- PROBLEM DESCRIPTION -
Copy every record exactly, and keep the pictures out.

**** MATERIAL SHOWN ****

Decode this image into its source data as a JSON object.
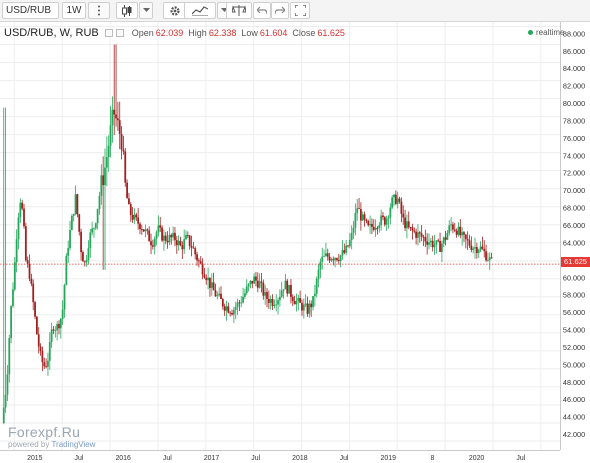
{
  "toolbar": {
    "symbol": "USD/RUB",
    "interval": "1W",
    "icons": [
      "more-vert-icon",
      "candles-icon",
      "chevron-down-icon",
      "gear-icon",
      "indicators-icon",
      "compare-scale-icon",
      "undo-icon",
      "redo-icon",
      "fullscreen-icon"
    ]
  },
  "legend": {
    "title": "USD/RUB, W, RUB",
    "open_label": "Open",
    "open": "62.039",
    "high_label": "High",
    "high": "62.338",
    "low_label": "Low",
    "low": "61.604",
    "close_label": "Close",
    "close": "61.625"
  },
  "realtime": "realtime",
  "last_price": "61.625",
  "watermark": {
    "brand": "Forexpf.Ru",
    "powered": "powered by",
    "provider": "TradingView"
  },
  "colors": {
    "up": "#26a65b",
    "down": "#a01f1f",
    "last_price": "#e53935",
    "grid": "#eeeeee"
  },
  "chart_data": {
    "type": "candlestick",
    "title": "USD/RUB, W, RUB",
    "ylim": [
      41.0,
      88.5
    ],
    "y_ticks": [
      42,
      44,
      46,
      48,
      50,
      52,
      54,
      56,
      58,
      60,
      62,
      64,
      66,
      68,
      70,
      72,
      74,
      76,
      78,
      80,
      82,
      84,
      86,
      88
    ],
    "x_ticks": [
      {
        "label": "2015",
        "t": 2015.0
      },
      {
        "label": "Jul",
        "t": 2015.5
      },
      {
        "label": "2016",
        "t": 2016.0
      },
      {
        "label": "Jul",
        "t": 2016.5
      },
      {
        "label": "2017",
        "t": 2017.0
      },
      {
        "label": "Jul",
        "t": 2017.5
      },
      {
        "label": "2018",
        "t": 2018.0
      },
      {
        "label": "Jul",
        "t": 2018.5
      },
      {
        "label": "2019",
        "t": 2019.0
      },
      {
        "label": "8",
        "t": 2019.5
      },
      {
        "label": "2020",
        "t": 2020.0
      },
      {
        "label": "Jul",
        "t": 2020.5
      }
    ],
    "xlim": [
      2014.85,
      2020.7
    ],
    "last_close": 61.625,
    "close_path": [
      [
        2014.87,
        44.0
      ],
      [
        2014.92,
        48.5
      ],
      [
        2014.96,
        56.0
      ],
      [
        2015.0,
        61.0
      ],
      [
        2015.03,
        66.0
      ],
      [
        2015.06,
        69.0
      ],
      [
        2015.09,
        67.0
      ],
      [
        2015.12,
        62.0
      ],
      [
        2015.16,
        60.5
      ],
      [
        2015.2,
        57.0
      ],
      [
        2015.24,
        53.5
      ],
      [
        2015.28,
        51.0
      ],
      [
        2015.32,
        50.2
      ],
      [
        2015.36,
        51.5
      ],
      [
        2015.4,
        55.0
      ],
      [
        2015.44,
        54.5
      ],
      [
        2015.5,
        56.0
      ],
      [
        2015.55,
        63.0
      ],
      [
        2015.6,
        66.5
      ],
      [
        2015.64,
        69.0
      ],
      [
        2015.7,
        63.0
      ],
      [
        2015.74,
        61.5
      ],
      [
        2015.78,
        64.5
      ],
      [
        2015.84,
        66.0
      ],
      [
        2015.9,
        70.0
      ],
      [
        2015.95,
        72.5
      ],
      [
        2016.0,
        76.0
      ],
      [
        2016.04,
        78.5
      ],
      [
        2016.08,
        77.0
      ],
      [
        2016.12,
        75.5
      ],
      [
        2016.16,
        70.0
      ],
      [
        2016.2,
        67.5
      ],
      [
        2016.26,
        66.5
      ],
      [
        2016.32,
        66.0
      ],
      [
        2016.38,
        65.0
      ],
      [
        2016.44,
        64.0
      ],
      [
        2016.5,
        65.5
      ],
      [
        2016.56,
        64.5
      ],
      [
        2016.62,
        64.5
      ],
      [
        2016.68,
        64.5
      ],
      [
        2016.74,
        63.5
      ],
      [
        2016.8,
        64.5
      ],
      [
        2016.86,
        63.5
      ],
      [
        2016.92,
        62.0
      ],
      [
        2017.0,
        60.5
      ],
      [
        2017.06,
        59.0
      ],
      [
        2017.12,
        58.0
      ],
      [
        2017.2,
        57.0
      ],
      [
        2017.28,
        56.5
      ],
      [
        2017.36,
        57.5
      ],
      [
        2017.44,
        59.0
      ],
      [
        2017.5,
        60.0
      ],
      [
        2017.56,
        59.5
      ],
      [
        2017.62,
        58.0
      ],
      [
        2017.7,
        57.5
      ],
      [
        2017.76,
        58.0
      ],
      [
        2017.82,
        59.5
      ],
      [
        2017.88,
        58.5
      ],
      [
        2017.94,
        57.5
      ],
      [
        2018.0,
        57.0
      ],
      [
        2018.06,
        56.5
      ],
      [
        2018.12,
        57.5
      ],
      [
        2018.2,
        62.0
      ],
      [
        2018.26,
        62.5
      ],
      [
        2018.32,
        62.5
      ],
      [
        2018.4,
        62.5
      ],
      [
        2018.46,
        63.0
      ],
      [
        2018.52,
        64.5
      ],
      [
        2018.58,
        68.0
      ],
      [
        2018.64,
        66.5
      ],
      [
        2018.7,
        65.5
      ],
      [
        2018.76,
        66.0
      ],
      [
        2018.82,
        66.5
      ],
      [
        2018.88,
        66.5
      ],
      [
        2018.94,
        68.5
      ],
      [
        2019.0,
        69.0
      ],
      [
        2019.06,
        66.5
      ],
      [
        2019.12,
        65.5
      ],
      [
        2019.2,
        65.0
      ],
      [
        2019.28,
        64.5
      ],
      [
        2019.36,
        64.0
      ],
      [
        2019.44,
        63.5
      ],
      [
        2019.5,
        64.5
      ],
      [
        2019.56,
        66.0
      ],
      [
        2019.62,
        65.5
      ],
      [
        2019.68,
        64.5
      ],
      [
        2019.74,
        64.0
      ],
      [
        2019.8,
        63.5
      ],
      [
        2019.86,
        63.5
      ],
      [
        2019.9,
        63.0
      ],
      [
        2019.94,
        62.5
      ],
      [
        2019.97,
        62.0
      ],
      [
        2020.0,
        61.625
      ]
    ]
  }
}
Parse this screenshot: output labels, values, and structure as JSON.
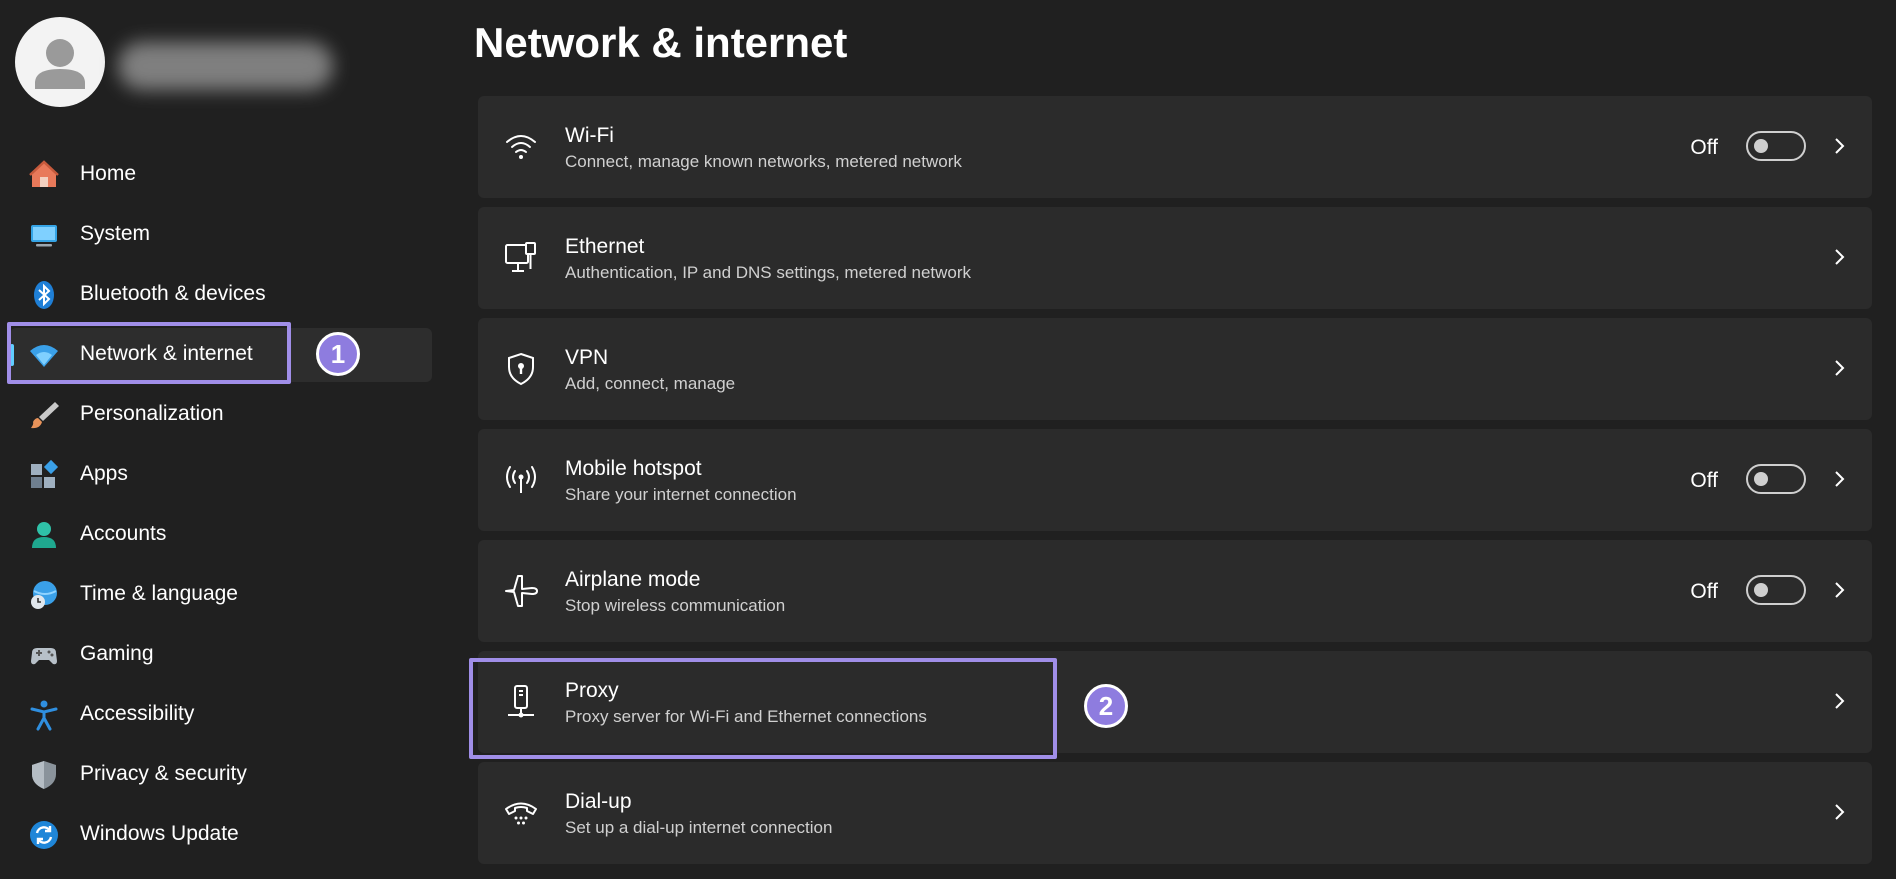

****

- EXPECTED ANSWER -
Decode this image into its source data as a JSON object.
{
  "toolbar": {
    "symbol": "USD/RUB",
    "interval": "1W",
    "icons": [
      "more-vert-icon",
      "candles-icon",
      "chevron-down-icon",
      "gear-icon",
      "indicators-icon",
      "compare-scale-icon",
      "undo-icon",
      "redo-icon",
      "fullscreen-icon"
    ]
  },
  "legend": {
    "title": "USD/RUB, W, RUB",
    "open_label": "Open",
    "open": "62.039",
    "high_label": "High",
    "high": "62.338",
    "low_label": "Low",
    "low": "61.604",
    "close_label": "Close",
    "close": "61.625"
  },
  "realtime": "realtime",
  "last_price": "61.625",
  "watermark": {
    "brand": "Forexpf.Ru",
    "powered": "powered by",
    "provider": "TradingView"
  },
  "colors": {
    "up": "#26a65b",
    "down": "#a01f1f",
    "last_price": "#e53935",
    "grid": "#eeeeee"
  },
  "chart_data": {
    "type": "candlestick",
    "title": "USD/RUB, W, RUB",
    "ylim": [
      41.0,
      88.5
    ],
    "y_ticks": [
      42,
      44,
      46,
      48,
      50,
      52,
      54,
      56,
      58,
      60,
      62,
      64,
      66,
      68,
      70,
      72,
      74,
      76,
      78,
      80,
      82,
      84,
      86,
      88
    ],
    "x_ticks": [
      {
        "label": "2015",
        "t": 2015.0
      },
      {
        "label": "Jul",
        "t": 2015.5
      },
      {
        "label": "2016",
        "t": 2016.0
      },
      {
        "label": "Jul",
        "t": 2016.5
      },
      {
        "label": "2017",
        "t": 2017.0
      },
      {
        "label": "Jul",
        "t": 2017.5
      },
      {
        "label": "2018",
        "t": 2018.0
      },
      {
        "label": "Jul",
        "t": 2018.5
      },
      {
        "label": "2019",
        "t": 2019.0
      },
      {
        "label": "8",
        "t": 2019.5
      },
      {
        "label": "2020",
        "t": 2020.0
      },
      {
        "label": "Jul",
        "t": 2020.5
      }
    ],
    "xlim": [
      2014.85,
      2020.7
    ],
    "last_close": 61.625,
    "close_path": [
      [
        2014.87,
        44.0
      ],
      [
        2014.92,
        48.5
      ],
      [
        2014.96,
        56.0
      ],
      [
        2015.0,
        61.0
      ],
      [
        2015.03,
        66.0
      ],
      [
        2015.06,
        69.0
      ],
      [
        2015.09,
        67.0
      ],
      [
        2015.12,
        62.0
      ],
      [
        2015.16,
        60.5
      ],
      [
        2015.2,
        57.0
      ],
      [
        2015.24,
        53.5
      ],
      [
        2015.28,
        51.0
      ],
      [
        2015.32,
        50.2
      ],
      [
        2015.36,
        51.5
      ],
      [
        2015.4,
        55.0
      ],
      [
        2015.44,
        54.5
      ],
      [
        2015.5,
        56.0
      ],
      [
        2015.55,
        63.0
      ],
      [
        2015.6,
        66.5
      ],
      [
        2015.64,
        69.0
      ],
      [
        2015.7,
        63.0
      ],
      [
        2015.74,
        61.5
      ],
      [
        2015.78,
        64.5
      ],
      [
        2015.84,
        66.0
      ],
      [
        2015.9,
        70.0
      ],
      [
        2015.95,
        72.5
      ],
      [
        2016.0,
        76.0
      ],
      [
        2016.04,
        78.5
      ],
      [
        2016.08,
        77.0
      ],
      [
        2016.12,
        75.5
      ],
      [
        2016.16,
        70.0
      ],
      [
        2016.2,
        67.5
      ],
      [
        2016.26,
        66.5
      ],
      [
        2016.32,
        66.0
      ],
      [
        2016.38,
        65.0
      ],
      [
        2016.44,
        64.0
      ],
      [
        2016.5,
        65.5
      ],
      [
        2016.56,
        64.5
      ],
      [
        2016.62,
        64.5
      ],
      [
        2016.68,
        64.5
      ],
      [
        2016.74,
        63.5
      ],
      [
        2016.8,
        64.5
      ],
      [
        2016.86,
        63.5
      ],
      [
        2016.92,
        62.0
      ],
      [
        2017.0,
        60.5
      ],
      [
        2017.06,
        59.0
      ],
      [
        2017.12,
        58.0
      ],
      [
        2017.2,
        57.0
      ],
      [
        2017.28,
        56.5
      ],
      [
        2017.36,
        57.5
      ],
      [
        2017.44,
        59.0
      ],
      [
        2017.5,
        60.0
      ],
      [
        2017.56,
        59.5
      ],
      [
        2017.62,
        58.0
      ],
      [
        2017.7,
        57.5
      ],
      [
        2017.76,
        58.0
      ],
      [
        2017.82,
        59.5
      ],
      [
        2017.88,
        58.5
      ],
      [
        2017.94,
        57.5
      ],
      [
        2018.0,
        57.0
      ],
      [
        2018.06,
        56.5
      ],
      [
        2018.12,
        57.5
      ],
      [
        2018.2,
        62.0
      ],
      [
        2018.26,
        62.5
      ],
      [
        2018.32,
        62.5
      ],
      [
        2018.4,
        62.5
      ],
      [
        2018.46,
        63.0
      ],
      [
        2018.52,
        64.5
      ],
      [
        2018.58,
        68.0
      ],
      [
        2018.64,
        66.5
      ],
      [
        2018.7,
        65.5
      ],
      [
        2018.76,
        66.0
      ],
      [
        2018.82,
        66.5
      ],
      [
        2018.88,
        66.5
      ],
      [
        2018.94,
        68.5
      ],
      [
        2019.0,
        69.0
      ],
      [
        2019.06,
        66.5
      ],
      [
        2019.12,
        65.5
      ],
      [
        2019.2,
        65.0
      ],
      [
        2019.28,
        64.5
      ],
      [
        2019.36,
        64.0
      ],
      [
        2019.44,
        63.5
      ],
      [
        2019.5,
        64.5
      ],
      [
        2019.56,
        66.0
      ],
      [
        2019.62,
        65.5
      ],
      [
        2019.68,
        64.5
      ],
      [
        2019.74,
        64.0
      ],
      [
        2019.8,
        63.5
      ],
      [
        2019.86,
        63.5
      ],
      [
        2019.9,
        63.0
      ],
      [
        2019.94,
        62.5
      ],
      [
        2019.97,
        62.0
      ],
      [
        2020.0,
        61.625
      ]
    ]
  }
}
Parse this screenshot: output labels, values, and structure as JSON.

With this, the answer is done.